◆ Records for processing ◆
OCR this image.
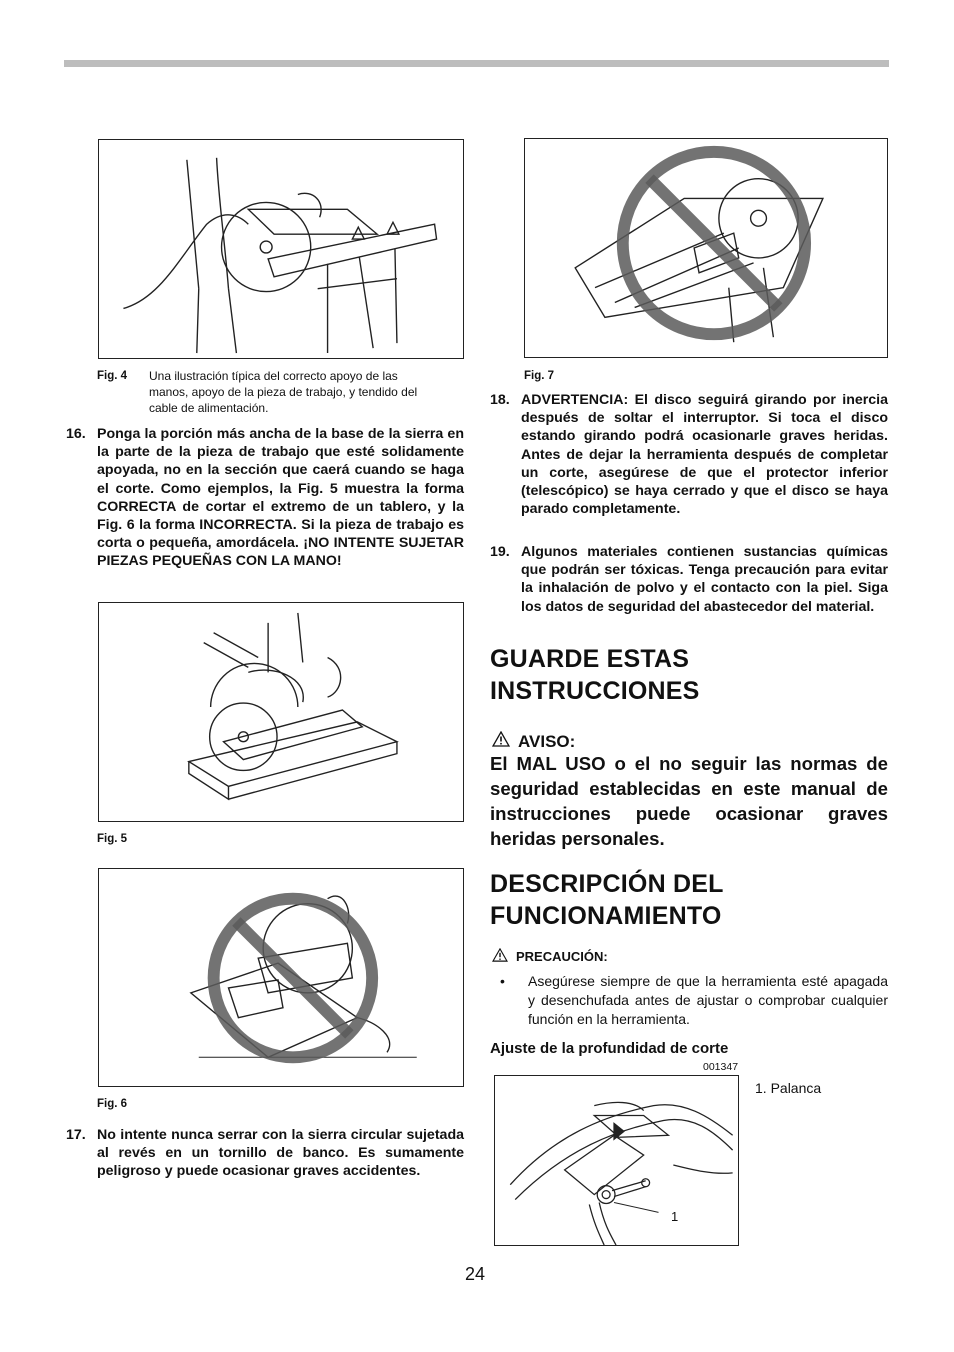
Fig. 4	Una ilustración típica del correcto apoyo de las
manos, apoyo de la pieza de trabajo, y tendido del
cable de alimentación.
16. Ponga la porción más ancha de la base de la sierra en la parte de la pieza de trabajo que esté solidamente apoyada, no en la sección que caerá cuando se haga el corte. Como ejemplos, la Fig. 5 muestra la forma CORRECTA de cortar el extremo de un tablero, y la Fig. 6 la forma INCORRECTA. Si la pieza de trabajo es corta o pequeña, amordácela. ¡NO INTENTE SUJETAR PIEZAS PEQUEÑAS CON LA MANO!
Fig. 5
Fig. 6
17. No intente nunca serrar con la sierra circular sujetada al revés en un tornillo de banco. Es sumamente peligroso y puede ocasionar graves accidentes.
Fig. 7
18. ADVERTENCIA: El disco seguirá girando por inercia después de soltar el interruptor. Si toca el disco estando girando podrá ocasionarle graves heridas. Antes de dejar la herramienta después de completar un corte, asegúrese de que el protector inferior (telescópico) se haya cerrado y que el disco se haya parado completamente.
19. Algunos materiales contienen sustancias químicas que podrán ser tóxicas. Tenga precaución para evitar la inhalación de polvo y el contacto con la piel. Siga los datos de seguridad del abastecedor del material.
GUARDE ESTAS
INSTRUCCIONES
AVISO:
El MAL USO o el no seguir las normas de seguridad establecidas en este manual de instrucciones puede ocasionar graves heridas personales.
DESCRIPCIÓN DEL
FUNCIONAMIENTO
PRECAUCIÓN:
•	Asegúrese siempre de que la herramienta esté apagada y desenchufada antes de ajustar o comprobar cualquier función en la herramienta.
Ajuste de la profundidad de corte
001347
1
1. Palanca
24
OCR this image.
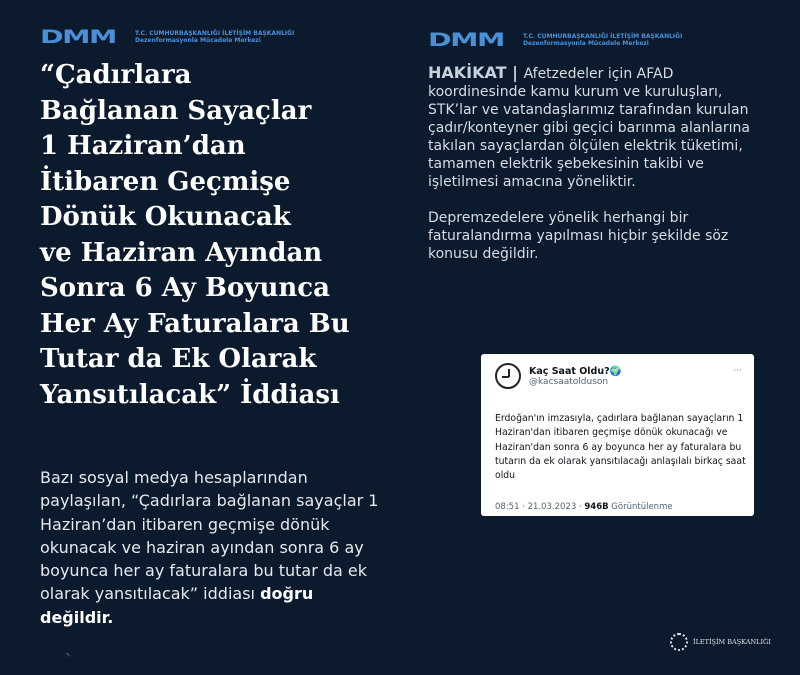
DMM	T.C. CUMHURBAŞKANLIĞI İLETİŞİM BAŞKANLIĞI
Dezenformasyonla Mücadele Merkezi	DMM	T.C. CUMHURBAŞKANLIĞI İLETİŞİM BAŞKANLIĞI
Dezenformasyonla Mücadele Merkezi
“Çadırlara
Bağlanan Sayaçlar
1 Haziran’dan
İtibaren Geçmişe
Dönük Okunacak
ve Haziran Ayından
Sonra 6 Ay Boyunca
Her Ay Faturalara Bu
Tutar da Ek Olarak
Yansıtılacak” İddiası
Bazı sosyal medya hesaplarından paylaşılan, “Çadırlara bağlanan sayaçlar 1 Haziran’dan itibaren geçmişe dönük okunacak ve haziran ayından sonra 6 ay boyunca her ay faturalara bu tutar da ek olarak yansıtılacak” iddiası doğru değildir.

HAKİKAT | Afetzedeler için AFAD koordinesinde kamu kurum ve kuruluşları, STK’lar ve vatandaşlarımız tarafından kurulan çadır/konteyner gibi geçici barınma alanlarına takılan sayaçlardan ölçülen elektrik tüketimi, tamamen elektrik şebekesinin takibi ve işletilmesi amacına yöneliktir.

Depremzedelere yönelik herhangi bir faturalandırma yapılması hiçbir şekilde söz konusu değildir.

Kaç Saat Oldu?🌍
@kacsaatolduson
···
Erdoğan'ın imzasıyla, çadırlara bağlanan sayaçların 1 Haziran'dan itibaren geçmişe dönük okunacağı ve Haziran'dan sonra 6 ay boyunca her ay faturalara bu tutarın da ek olarak yansıtılacağı anlaşılalı birkaç saat oldu
08:51 · 21.03.2023 · 946B Görüntülenme
◝
İLETİŞİM BAŞKANLIĞI
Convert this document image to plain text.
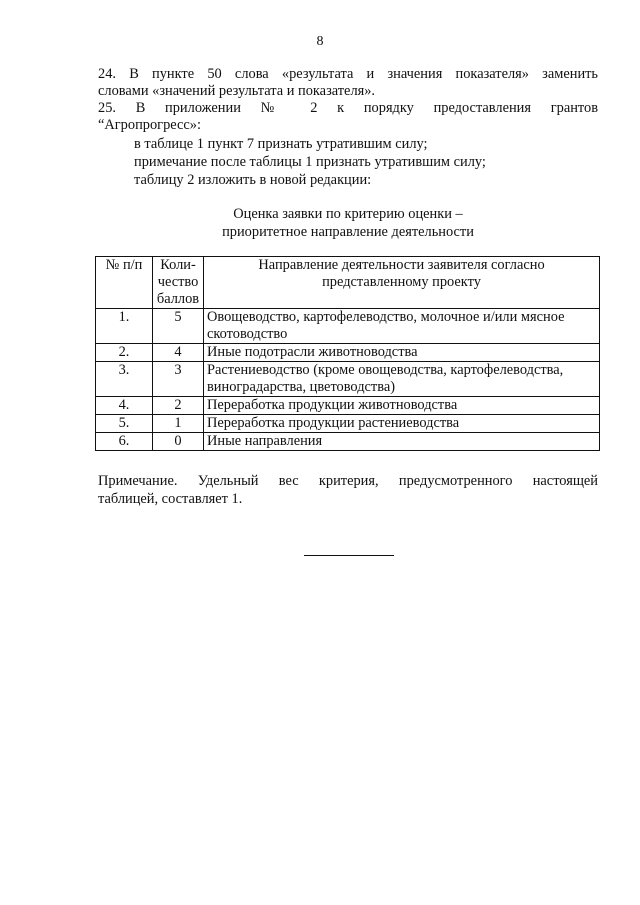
8

24. В пункте 50 слова «результата и значения показателя» заменить

словами «значений результата и показателя».

25. В приложении № 2 к порядку предоставления грантов

“Агропрогресс»:

в таблице 1 пункт 7 признать утратившим силу;

примечание после таблицы 1 признать утратившим силу;

таблицу 2 изложить в новой редакции:

Оценка заявки по критерию оценки –
приоритетное направление деятельности
№ п/п	Коли-чество баллов	Направление деятельности заявителя согласно представленному проекту
1.	5	Овощеводство, картофелеводство, молочное и/или мясное скотоводство
2.	4	Иные подотрасли животноводства
3.	3	Растениеводство (кроме овощеводства, картофелеводства, виноградарства, цветоводства)
4.	2	Переработка продукции животноводства
5.	1	Переработка продукции растениеводства
6.	0	Иные направления
Примечание. Удельный вес критерия, предусмотренного настоящей
таблицей, составляет 1.
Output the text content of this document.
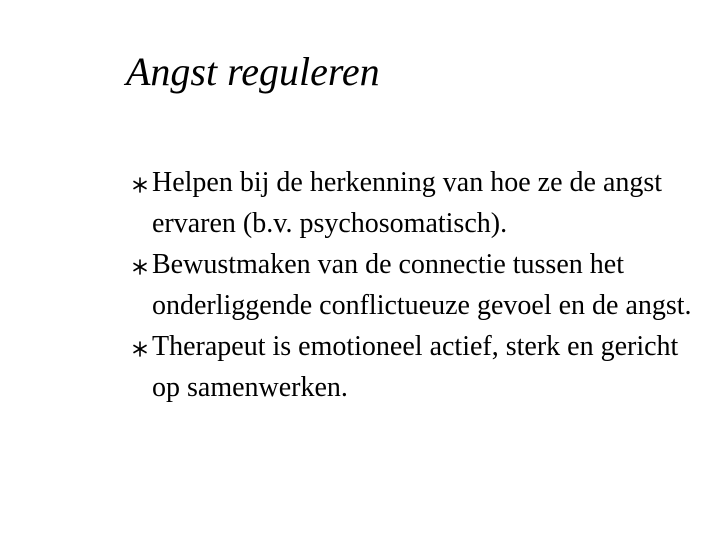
Angst reguleren
Helpen bij de herkenning van hoe ze de angst ervaren (b.v. psychosomatisch).
Bewustmaken van de connectie tussen het onderliggende conflictueuze gevoel en de angst.
Therapeut is emotioneel actief, sterk en gericht op samenwerken.
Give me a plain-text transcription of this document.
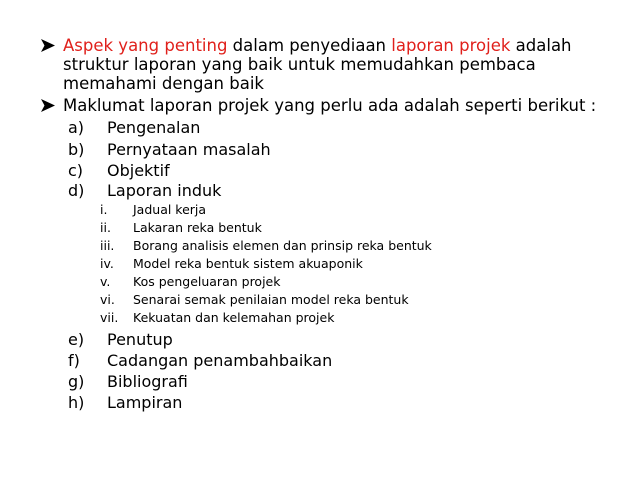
Aspek yang penting dalam penyediaan laporan projek adalah struktur laporan yang baik untuk memudahkan pembaca memahami dengan baik
Maklumat laporan projek yang perlu ada adalah seperti berikut :
a) Pengenalan
b) Pernyataan masalah
c) Objektif
d) Laporan induk
i. Jadual kerja
ii. Lakaran reka bentuk
iii. Borang analisis elemen dan prinsip reka bentuk
iv. Model reka bentuk sistem akuaponik
v. Kos pengeluaran projek
vi. Senarai semak penilaian model reka bentuk
vii. Kekuatan dan kelemahan projek
e) Penutup
f) Cadangan penambahbaikan
g) Bibliografi
h) Lampiran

◆ Job ◆
The word "trabajo" may occur in lines of the records. Report how many such lines there are, giving only the number.

◆ Response to this exercise ◆
2